§ **Chart and figure data**
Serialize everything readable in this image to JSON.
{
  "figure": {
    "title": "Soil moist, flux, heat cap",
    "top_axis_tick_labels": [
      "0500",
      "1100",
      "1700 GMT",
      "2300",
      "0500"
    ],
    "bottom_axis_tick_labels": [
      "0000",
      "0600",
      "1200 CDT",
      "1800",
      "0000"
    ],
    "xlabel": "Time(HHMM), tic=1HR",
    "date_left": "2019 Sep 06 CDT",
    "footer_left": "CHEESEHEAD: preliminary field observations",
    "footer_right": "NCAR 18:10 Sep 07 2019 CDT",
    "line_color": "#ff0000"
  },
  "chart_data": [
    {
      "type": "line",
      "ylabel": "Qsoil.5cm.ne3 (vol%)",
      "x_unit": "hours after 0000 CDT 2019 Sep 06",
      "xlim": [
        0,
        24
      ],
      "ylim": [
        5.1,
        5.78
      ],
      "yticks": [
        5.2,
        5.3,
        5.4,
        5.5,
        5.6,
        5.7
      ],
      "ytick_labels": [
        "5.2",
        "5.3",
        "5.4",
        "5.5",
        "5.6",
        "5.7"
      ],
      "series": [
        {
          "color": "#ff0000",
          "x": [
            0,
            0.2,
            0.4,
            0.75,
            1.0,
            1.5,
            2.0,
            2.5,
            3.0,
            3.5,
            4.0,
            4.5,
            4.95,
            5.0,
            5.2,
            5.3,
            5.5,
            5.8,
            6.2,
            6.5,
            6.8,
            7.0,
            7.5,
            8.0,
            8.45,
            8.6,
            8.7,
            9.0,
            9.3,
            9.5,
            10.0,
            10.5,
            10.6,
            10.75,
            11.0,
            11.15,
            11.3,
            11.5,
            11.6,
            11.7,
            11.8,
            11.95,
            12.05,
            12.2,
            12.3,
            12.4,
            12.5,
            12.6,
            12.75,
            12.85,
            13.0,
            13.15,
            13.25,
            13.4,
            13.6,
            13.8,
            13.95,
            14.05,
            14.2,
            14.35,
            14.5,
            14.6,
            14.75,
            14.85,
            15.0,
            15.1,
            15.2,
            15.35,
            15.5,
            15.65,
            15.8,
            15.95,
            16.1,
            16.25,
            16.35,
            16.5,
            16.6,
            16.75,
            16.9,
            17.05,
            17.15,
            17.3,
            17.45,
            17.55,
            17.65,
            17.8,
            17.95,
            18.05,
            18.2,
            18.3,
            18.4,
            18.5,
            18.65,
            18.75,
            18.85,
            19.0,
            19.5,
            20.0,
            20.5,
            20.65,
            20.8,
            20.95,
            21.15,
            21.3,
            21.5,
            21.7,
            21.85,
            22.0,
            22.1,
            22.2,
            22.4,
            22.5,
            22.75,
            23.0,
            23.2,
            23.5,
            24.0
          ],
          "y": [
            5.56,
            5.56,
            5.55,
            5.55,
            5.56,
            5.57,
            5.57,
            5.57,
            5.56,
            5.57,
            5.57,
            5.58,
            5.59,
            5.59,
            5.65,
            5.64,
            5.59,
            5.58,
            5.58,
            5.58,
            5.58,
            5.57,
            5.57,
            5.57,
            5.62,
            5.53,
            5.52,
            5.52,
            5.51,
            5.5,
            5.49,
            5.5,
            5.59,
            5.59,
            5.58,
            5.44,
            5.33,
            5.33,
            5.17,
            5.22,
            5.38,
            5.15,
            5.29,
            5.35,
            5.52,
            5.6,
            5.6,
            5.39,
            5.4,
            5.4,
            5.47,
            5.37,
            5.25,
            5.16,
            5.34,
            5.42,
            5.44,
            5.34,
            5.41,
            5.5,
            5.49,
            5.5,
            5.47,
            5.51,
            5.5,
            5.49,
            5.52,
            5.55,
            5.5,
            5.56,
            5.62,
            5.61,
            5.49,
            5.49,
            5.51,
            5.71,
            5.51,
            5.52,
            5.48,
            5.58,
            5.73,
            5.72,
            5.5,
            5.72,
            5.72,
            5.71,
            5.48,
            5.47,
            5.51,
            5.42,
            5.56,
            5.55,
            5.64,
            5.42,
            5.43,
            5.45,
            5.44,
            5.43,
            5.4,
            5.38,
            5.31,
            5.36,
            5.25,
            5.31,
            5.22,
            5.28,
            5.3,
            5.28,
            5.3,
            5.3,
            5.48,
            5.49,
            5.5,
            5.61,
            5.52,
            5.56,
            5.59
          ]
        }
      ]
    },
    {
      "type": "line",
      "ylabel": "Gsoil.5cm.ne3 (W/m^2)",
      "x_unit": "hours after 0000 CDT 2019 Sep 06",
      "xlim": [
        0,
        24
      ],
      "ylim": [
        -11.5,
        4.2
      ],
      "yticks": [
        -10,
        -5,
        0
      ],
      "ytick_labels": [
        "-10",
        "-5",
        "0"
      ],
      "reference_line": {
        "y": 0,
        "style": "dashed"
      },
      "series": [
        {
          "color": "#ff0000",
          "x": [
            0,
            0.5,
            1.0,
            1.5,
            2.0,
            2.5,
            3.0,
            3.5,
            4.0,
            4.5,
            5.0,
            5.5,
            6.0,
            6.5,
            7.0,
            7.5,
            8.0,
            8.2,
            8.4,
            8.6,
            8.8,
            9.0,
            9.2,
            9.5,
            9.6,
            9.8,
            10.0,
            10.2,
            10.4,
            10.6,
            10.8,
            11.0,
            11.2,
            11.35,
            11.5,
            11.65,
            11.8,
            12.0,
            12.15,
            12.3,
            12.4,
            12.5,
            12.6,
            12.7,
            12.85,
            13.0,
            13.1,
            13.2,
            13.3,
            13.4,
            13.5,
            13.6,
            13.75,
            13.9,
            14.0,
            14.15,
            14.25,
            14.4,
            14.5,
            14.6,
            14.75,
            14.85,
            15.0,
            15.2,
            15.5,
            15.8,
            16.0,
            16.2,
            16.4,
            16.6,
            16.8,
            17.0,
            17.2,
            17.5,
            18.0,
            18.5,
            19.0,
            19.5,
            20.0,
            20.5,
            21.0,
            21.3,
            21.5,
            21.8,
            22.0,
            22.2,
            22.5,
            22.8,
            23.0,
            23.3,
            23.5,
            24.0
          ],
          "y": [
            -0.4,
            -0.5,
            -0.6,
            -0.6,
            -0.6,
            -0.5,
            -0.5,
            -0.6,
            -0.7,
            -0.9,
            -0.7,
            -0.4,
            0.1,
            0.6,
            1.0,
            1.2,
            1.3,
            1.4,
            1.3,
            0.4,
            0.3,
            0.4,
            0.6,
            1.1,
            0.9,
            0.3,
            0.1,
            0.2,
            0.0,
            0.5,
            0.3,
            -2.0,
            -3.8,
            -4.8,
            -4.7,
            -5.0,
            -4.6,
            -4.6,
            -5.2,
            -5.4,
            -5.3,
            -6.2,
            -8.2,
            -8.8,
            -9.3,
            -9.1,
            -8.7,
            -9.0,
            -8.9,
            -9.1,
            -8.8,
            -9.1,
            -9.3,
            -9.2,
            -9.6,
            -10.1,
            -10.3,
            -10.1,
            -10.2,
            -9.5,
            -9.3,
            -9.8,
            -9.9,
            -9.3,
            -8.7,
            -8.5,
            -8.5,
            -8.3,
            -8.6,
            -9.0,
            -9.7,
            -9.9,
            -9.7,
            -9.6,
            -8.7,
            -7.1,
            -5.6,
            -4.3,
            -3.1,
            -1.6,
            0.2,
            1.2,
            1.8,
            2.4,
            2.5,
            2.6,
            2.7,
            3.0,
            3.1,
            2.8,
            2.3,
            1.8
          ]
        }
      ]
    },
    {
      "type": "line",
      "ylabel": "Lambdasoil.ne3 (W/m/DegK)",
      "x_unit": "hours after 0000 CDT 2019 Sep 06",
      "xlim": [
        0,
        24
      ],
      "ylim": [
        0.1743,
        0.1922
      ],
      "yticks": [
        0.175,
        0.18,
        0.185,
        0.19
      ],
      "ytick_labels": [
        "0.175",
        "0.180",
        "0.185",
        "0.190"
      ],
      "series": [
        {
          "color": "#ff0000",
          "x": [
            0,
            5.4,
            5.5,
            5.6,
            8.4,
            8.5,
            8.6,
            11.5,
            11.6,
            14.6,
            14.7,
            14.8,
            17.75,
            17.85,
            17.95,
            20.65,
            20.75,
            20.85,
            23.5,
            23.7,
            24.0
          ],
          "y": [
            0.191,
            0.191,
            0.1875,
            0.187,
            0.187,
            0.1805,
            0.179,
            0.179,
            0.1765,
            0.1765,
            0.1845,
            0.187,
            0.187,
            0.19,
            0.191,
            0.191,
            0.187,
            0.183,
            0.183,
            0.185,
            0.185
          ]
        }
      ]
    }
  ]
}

§ **GIVEN INSTRUCTION**
Copy out each line of the entries that holds "ylabel".

§ **THE SOLUTION**
      "ylabel": "Qsoil.5cm.ne3 (vol%)",
      "ylabel": "Gsoil.5cm.ne3 (W/m^2)",
      "ylabel": "Lambdasoil.ne3 (W/m/DegK)",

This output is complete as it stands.